═════ Recorded data

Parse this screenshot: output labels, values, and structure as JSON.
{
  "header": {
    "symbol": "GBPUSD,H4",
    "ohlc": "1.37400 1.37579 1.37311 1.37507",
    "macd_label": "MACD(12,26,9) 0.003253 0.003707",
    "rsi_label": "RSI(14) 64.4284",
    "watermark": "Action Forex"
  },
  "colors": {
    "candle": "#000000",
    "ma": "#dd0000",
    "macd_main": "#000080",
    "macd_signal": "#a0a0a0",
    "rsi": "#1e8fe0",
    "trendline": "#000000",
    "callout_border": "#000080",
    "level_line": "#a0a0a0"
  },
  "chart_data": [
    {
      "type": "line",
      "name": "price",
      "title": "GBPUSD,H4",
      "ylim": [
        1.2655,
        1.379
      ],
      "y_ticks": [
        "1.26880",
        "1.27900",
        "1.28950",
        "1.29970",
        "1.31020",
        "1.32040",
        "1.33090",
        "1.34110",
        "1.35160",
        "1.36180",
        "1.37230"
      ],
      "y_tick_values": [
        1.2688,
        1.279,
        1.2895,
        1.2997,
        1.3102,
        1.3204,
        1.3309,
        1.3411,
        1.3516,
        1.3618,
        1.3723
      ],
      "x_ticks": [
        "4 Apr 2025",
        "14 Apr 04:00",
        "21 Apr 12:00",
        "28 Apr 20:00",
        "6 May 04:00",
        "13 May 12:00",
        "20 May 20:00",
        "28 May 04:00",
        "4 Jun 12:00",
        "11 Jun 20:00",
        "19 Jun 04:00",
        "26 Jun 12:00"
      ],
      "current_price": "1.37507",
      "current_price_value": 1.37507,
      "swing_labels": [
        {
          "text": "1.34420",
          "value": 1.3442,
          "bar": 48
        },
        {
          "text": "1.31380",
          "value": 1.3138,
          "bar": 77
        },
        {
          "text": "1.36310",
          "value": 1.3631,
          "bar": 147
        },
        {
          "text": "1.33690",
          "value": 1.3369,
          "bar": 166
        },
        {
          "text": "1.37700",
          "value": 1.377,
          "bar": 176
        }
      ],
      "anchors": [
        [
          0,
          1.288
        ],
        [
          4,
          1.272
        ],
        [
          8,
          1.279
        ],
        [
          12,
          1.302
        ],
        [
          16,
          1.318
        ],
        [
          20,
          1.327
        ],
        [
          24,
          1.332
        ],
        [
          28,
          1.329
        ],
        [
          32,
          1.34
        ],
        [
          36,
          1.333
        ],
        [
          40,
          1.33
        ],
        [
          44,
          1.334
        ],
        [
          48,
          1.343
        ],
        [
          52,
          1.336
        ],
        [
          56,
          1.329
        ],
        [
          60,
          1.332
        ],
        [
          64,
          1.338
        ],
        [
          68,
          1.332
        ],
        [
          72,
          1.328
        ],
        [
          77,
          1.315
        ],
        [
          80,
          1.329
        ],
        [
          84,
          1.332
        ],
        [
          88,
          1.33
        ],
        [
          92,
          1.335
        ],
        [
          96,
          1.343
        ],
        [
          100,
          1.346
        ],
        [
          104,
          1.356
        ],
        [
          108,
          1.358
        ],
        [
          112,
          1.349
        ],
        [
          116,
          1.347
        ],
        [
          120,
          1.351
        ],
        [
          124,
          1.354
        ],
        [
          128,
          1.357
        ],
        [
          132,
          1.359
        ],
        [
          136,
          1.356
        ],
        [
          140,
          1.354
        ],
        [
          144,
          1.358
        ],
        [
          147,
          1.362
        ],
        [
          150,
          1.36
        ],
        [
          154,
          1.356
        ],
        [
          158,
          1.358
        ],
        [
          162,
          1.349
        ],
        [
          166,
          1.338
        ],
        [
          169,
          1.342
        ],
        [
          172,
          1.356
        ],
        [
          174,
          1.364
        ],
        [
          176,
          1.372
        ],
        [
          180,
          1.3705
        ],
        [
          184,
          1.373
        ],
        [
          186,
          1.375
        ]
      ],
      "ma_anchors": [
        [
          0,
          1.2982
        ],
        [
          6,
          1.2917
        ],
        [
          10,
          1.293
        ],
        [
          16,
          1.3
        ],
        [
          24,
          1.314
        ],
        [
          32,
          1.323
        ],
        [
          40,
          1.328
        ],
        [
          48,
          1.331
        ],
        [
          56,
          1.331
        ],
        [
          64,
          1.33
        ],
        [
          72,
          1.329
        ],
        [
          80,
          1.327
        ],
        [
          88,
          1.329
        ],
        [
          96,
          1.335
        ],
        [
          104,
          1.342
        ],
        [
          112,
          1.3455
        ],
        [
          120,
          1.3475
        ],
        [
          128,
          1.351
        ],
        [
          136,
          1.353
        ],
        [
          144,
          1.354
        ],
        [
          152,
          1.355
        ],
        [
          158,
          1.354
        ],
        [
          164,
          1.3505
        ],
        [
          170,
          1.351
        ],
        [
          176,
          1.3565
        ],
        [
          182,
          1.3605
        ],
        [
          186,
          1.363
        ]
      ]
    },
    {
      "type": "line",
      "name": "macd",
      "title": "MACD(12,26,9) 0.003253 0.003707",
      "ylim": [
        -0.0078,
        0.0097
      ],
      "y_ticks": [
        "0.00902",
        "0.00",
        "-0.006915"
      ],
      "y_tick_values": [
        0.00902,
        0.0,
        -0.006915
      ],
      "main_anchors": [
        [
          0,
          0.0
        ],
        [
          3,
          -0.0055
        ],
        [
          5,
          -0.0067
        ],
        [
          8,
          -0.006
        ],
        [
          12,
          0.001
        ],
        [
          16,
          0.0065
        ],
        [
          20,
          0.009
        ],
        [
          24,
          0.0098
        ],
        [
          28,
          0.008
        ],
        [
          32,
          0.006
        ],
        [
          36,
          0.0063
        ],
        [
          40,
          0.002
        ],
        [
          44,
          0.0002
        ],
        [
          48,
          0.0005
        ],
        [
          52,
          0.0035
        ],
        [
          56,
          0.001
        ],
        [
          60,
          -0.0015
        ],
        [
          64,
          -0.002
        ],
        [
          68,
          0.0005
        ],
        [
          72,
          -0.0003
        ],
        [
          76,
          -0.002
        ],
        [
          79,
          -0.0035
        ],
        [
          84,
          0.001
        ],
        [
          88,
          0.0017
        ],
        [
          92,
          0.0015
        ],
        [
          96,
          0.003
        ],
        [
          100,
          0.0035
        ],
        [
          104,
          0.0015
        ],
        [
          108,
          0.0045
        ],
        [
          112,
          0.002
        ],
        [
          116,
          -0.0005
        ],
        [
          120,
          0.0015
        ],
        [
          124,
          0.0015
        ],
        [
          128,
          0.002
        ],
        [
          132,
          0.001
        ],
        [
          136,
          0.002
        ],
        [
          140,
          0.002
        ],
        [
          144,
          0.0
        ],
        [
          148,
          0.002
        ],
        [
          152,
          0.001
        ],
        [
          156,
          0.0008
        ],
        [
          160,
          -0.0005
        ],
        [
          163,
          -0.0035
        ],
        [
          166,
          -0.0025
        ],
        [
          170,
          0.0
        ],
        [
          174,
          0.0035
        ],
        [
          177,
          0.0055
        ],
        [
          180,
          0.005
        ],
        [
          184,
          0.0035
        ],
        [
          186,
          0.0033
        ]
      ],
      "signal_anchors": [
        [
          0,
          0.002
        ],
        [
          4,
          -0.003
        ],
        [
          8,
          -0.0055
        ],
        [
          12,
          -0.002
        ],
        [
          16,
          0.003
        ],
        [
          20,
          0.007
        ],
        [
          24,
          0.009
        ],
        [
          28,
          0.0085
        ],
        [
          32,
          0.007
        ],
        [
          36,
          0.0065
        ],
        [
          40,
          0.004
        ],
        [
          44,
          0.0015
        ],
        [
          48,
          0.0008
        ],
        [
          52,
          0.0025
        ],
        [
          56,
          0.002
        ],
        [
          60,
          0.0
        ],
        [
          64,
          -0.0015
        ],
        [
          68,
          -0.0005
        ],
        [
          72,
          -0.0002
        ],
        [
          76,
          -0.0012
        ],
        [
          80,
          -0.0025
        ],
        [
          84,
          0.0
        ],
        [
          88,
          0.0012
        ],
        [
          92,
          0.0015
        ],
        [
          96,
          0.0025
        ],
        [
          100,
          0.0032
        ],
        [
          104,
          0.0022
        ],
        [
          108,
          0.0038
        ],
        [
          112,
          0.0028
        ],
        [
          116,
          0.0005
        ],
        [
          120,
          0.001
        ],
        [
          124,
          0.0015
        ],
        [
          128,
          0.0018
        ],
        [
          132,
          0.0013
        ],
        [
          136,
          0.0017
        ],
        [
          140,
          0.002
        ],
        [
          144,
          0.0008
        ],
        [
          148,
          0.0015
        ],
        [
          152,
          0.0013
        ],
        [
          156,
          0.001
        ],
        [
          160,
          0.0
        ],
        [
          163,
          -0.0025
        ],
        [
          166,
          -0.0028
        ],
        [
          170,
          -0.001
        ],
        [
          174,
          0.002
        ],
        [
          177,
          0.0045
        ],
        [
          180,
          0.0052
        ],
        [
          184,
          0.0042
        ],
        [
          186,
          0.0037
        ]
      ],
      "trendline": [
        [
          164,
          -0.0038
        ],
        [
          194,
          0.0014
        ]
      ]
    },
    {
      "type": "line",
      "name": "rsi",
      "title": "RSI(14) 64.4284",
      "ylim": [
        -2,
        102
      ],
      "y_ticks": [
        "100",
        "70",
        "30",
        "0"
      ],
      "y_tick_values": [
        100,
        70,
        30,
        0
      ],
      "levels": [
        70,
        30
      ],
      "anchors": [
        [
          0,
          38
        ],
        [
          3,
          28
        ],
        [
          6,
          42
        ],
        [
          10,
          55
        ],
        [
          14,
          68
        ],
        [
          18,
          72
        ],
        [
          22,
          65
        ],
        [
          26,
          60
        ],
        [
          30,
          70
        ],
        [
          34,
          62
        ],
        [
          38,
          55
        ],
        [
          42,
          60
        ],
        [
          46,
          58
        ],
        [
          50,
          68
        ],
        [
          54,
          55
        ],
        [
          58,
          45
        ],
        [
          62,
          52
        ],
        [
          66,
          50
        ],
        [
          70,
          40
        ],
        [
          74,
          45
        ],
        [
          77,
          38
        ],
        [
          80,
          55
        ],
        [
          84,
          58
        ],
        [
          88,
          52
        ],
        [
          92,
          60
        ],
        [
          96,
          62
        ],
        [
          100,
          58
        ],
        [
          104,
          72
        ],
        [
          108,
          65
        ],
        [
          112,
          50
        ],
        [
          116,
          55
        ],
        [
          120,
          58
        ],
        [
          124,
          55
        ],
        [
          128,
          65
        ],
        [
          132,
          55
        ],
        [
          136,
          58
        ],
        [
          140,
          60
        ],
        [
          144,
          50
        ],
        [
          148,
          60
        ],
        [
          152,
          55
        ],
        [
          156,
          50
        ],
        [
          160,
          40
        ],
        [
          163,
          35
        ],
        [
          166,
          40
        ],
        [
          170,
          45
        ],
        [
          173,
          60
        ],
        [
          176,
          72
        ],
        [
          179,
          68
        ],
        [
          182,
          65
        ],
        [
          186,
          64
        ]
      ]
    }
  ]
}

══════════

Written instruction. Within the material above, find the lines that contain the word "text"; copy them.

Finished task.
          "text": "1.34420",
          "text": "1.31380",
          "text": "1.36310",
          "text": "1.33690",
          "text": "1.37700",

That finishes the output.